• _WHAT IS BEING ASKED_
Find the lines that include the string "Mail" and report how many there are. Give no other text.

Extracted records:
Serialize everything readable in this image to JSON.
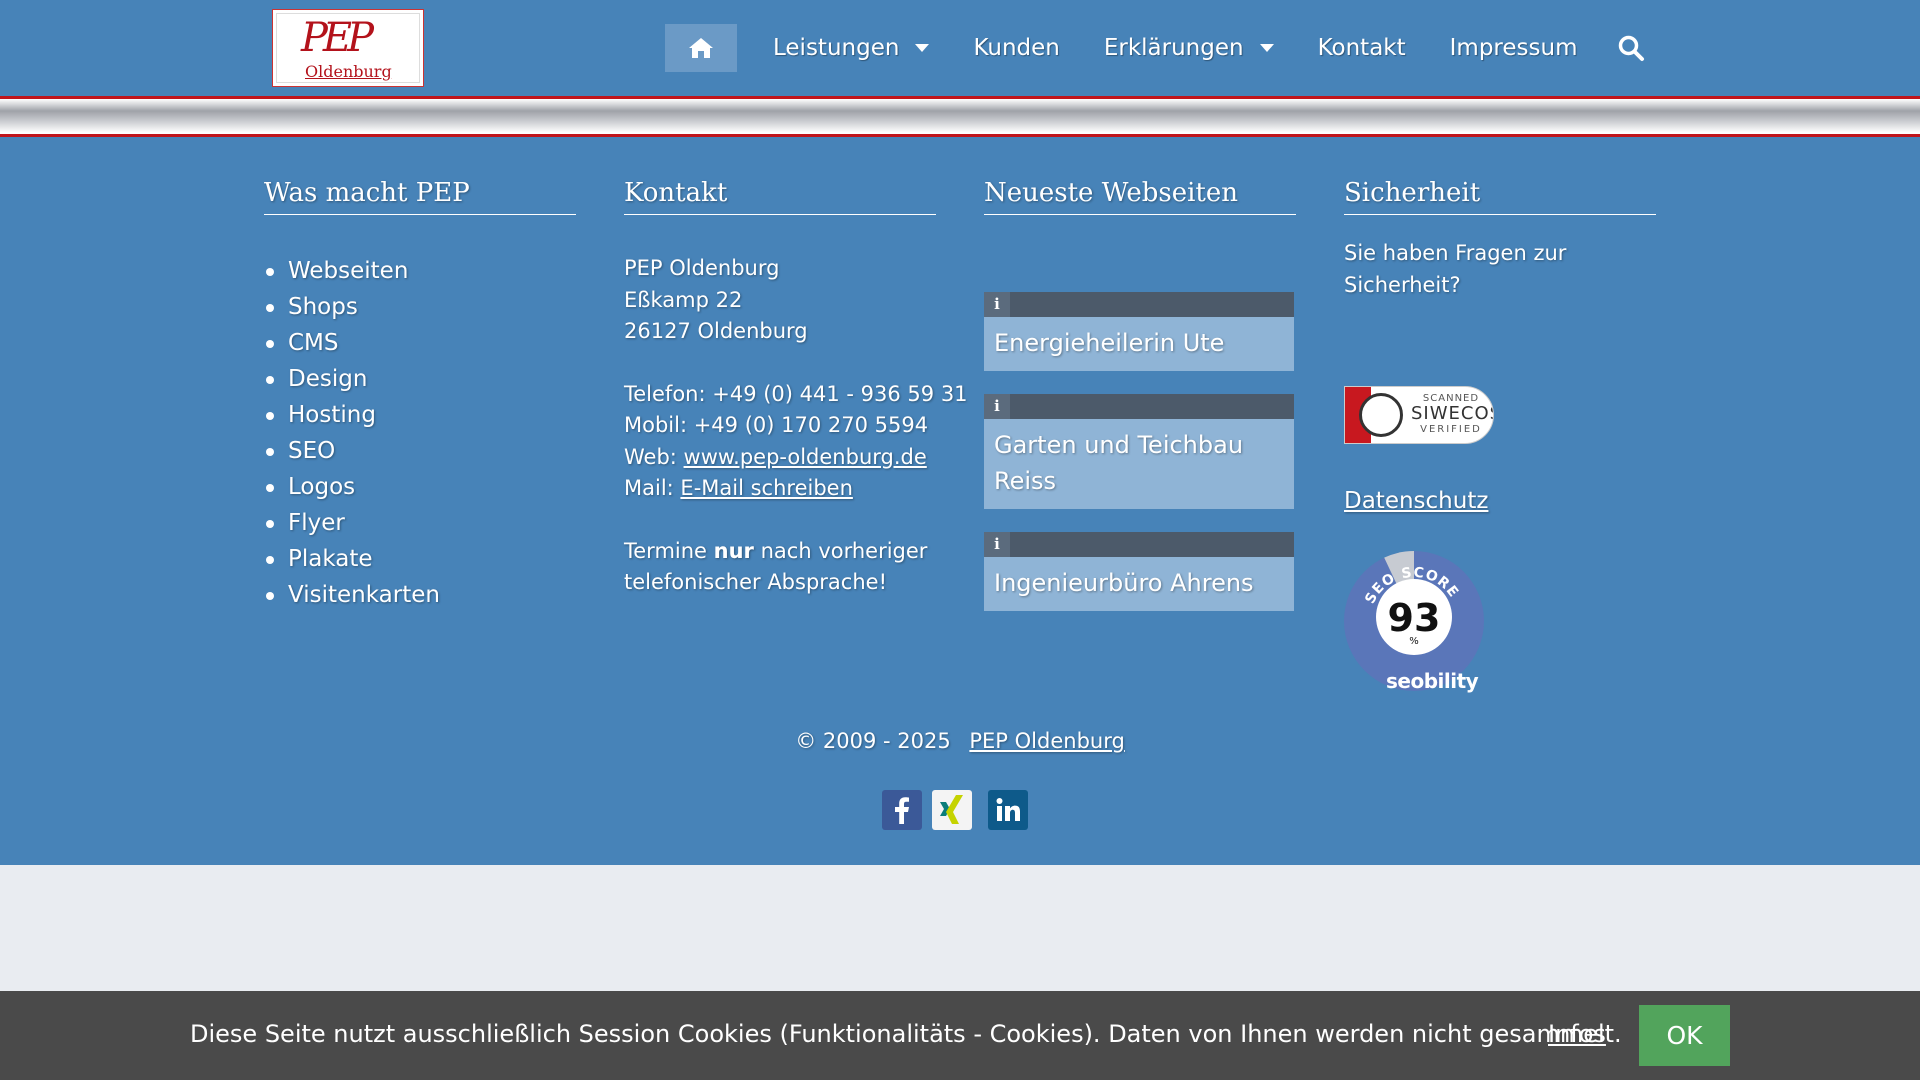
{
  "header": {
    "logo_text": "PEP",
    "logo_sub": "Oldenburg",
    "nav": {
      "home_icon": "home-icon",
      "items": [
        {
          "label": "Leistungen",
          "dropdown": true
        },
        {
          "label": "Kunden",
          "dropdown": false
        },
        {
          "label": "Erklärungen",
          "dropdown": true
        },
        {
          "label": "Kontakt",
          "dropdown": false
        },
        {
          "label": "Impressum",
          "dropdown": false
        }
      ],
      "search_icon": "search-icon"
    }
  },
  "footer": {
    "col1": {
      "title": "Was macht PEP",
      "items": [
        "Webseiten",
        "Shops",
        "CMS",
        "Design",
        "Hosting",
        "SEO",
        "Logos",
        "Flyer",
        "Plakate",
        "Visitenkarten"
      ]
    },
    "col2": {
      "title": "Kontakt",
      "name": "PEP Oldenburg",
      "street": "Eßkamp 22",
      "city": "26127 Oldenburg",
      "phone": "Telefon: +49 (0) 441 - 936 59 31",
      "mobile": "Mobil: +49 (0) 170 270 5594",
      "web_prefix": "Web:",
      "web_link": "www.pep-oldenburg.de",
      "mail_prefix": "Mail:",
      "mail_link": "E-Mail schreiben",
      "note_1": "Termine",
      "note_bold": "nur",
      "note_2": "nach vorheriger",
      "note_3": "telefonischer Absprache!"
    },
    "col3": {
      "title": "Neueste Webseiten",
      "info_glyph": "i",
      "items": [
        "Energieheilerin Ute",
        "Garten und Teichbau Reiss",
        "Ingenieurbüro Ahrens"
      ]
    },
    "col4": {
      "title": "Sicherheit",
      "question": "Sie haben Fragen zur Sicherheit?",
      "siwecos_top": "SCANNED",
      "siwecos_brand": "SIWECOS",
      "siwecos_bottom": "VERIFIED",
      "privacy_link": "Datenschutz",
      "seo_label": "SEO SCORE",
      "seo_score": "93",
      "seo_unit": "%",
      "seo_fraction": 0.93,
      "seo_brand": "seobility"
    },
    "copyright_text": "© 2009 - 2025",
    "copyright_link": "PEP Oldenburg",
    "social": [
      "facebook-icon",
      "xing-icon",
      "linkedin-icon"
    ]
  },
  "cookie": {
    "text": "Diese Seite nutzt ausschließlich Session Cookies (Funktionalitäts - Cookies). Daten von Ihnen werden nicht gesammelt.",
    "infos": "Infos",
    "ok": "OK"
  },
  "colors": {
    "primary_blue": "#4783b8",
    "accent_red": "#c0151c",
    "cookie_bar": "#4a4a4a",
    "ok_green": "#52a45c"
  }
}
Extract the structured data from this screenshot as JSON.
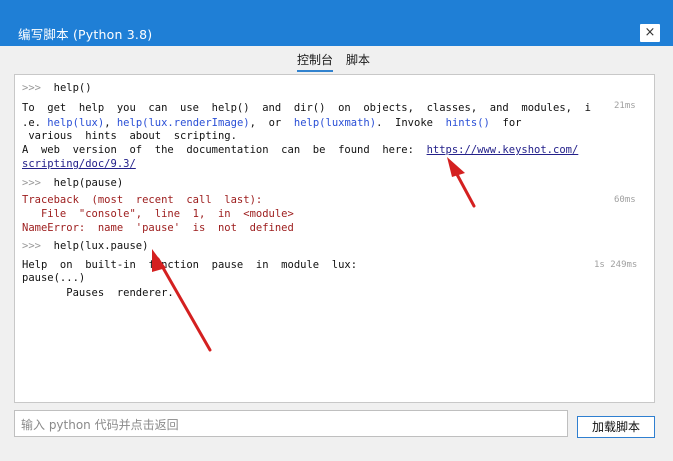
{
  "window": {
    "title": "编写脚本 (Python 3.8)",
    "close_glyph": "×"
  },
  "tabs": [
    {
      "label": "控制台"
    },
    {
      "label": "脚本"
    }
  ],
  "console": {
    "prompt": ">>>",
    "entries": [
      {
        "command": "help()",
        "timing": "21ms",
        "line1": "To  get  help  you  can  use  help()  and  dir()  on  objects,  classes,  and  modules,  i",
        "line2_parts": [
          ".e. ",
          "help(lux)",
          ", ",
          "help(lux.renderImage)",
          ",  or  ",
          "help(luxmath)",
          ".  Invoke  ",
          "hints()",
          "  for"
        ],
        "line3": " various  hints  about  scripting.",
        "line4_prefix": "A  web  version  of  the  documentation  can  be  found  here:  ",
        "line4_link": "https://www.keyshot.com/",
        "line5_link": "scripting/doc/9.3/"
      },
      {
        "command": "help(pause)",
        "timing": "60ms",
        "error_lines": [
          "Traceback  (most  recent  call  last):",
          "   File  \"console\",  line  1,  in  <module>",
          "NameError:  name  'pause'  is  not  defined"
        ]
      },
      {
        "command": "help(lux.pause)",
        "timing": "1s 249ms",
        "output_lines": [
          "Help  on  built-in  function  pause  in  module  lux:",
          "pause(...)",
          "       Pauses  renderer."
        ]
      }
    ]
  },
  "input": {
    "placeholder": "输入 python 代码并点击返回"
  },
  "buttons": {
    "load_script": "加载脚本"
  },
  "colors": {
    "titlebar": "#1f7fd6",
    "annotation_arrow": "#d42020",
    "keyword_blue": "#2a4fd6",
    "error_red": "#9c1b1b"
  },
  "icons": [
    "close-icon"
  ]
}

* * *

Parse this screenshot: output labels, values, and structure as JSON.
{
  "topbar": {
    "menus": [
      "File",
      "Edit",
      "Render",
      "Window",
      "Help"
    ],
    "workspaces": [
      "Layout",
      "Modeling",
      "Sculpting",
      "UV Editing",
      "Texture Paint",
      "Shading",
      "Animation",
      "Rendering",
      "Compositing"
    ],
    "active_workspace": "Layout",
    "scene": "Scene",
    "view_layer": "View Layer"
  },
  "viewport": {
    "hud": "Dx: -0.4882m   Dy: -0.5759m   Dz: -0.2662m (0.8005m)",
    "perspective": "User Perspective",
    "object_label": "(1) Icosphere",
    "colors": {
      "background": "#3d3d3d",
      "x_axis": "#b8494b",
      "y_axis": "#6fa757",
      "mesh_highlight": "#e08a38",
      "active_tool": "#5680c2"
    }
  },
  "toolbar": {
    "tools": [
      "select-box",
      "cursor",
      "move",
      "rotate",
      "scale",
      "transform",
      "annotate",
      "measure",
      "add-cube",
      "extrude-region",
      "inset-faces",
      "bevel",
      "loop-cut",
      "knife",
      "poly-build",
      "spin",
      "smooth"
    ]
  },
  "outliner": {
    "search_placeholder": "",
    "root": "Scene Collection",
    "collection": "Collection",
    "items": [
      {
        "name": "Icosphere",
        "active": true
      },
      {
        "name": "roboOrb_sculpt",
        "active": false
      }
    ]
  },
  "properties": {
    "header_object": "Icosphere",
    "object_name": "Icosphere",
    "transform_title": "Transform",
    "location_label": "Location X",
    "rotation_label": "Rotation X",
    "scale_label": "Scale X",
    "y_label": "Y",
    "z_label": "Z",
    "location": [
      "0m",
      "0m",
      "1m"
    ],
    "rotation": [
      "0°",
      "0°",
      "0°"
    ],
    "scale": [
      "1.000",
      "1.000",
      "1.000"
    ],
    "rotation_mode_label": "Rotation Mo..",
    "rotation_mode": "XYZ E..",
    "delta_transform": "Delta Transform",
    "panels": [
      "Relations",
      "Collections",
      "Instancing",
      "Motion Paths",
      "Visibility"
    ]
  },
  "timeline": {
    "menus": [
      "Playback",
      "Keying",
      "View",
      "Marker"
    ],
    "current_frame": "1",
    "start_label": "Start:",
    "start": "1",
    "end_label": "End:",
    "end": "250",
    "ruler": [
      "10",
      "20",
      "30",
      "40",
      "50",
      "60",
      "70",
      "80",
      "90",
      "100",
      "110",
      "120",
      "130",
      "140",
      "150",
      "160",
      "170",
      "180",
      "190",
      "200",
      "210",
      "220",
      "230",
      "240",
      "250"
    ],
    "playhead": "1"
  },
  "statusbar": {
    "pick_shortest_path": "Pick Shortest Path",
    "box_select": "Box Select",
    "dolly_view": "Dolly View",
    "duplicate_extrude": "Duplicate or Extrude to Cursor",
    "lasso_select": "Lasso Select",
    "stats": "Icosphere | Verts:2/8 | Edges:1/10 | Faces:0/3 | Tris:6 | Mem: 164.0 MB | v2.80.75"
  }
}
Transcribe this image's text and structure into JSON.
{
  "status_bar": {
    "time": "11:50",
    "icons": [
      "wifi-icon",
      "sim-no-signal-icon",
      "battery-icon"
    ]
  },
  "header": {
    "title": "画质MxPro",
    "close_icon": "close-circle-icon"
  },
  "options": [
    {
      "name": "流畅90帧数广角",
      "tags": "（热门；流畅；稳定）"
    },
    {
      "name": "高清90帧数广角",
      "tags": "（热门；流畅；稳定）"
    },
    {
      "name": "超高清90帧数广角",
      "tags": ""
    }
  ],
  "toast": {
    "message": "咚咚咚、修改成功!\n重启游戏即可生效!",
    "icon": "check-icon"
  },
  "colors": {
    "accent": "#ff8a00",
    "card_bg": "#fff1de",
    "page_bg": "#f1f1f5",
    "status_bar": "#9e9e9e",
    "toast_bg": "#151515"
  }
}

• _WRITTEN REPLY_
2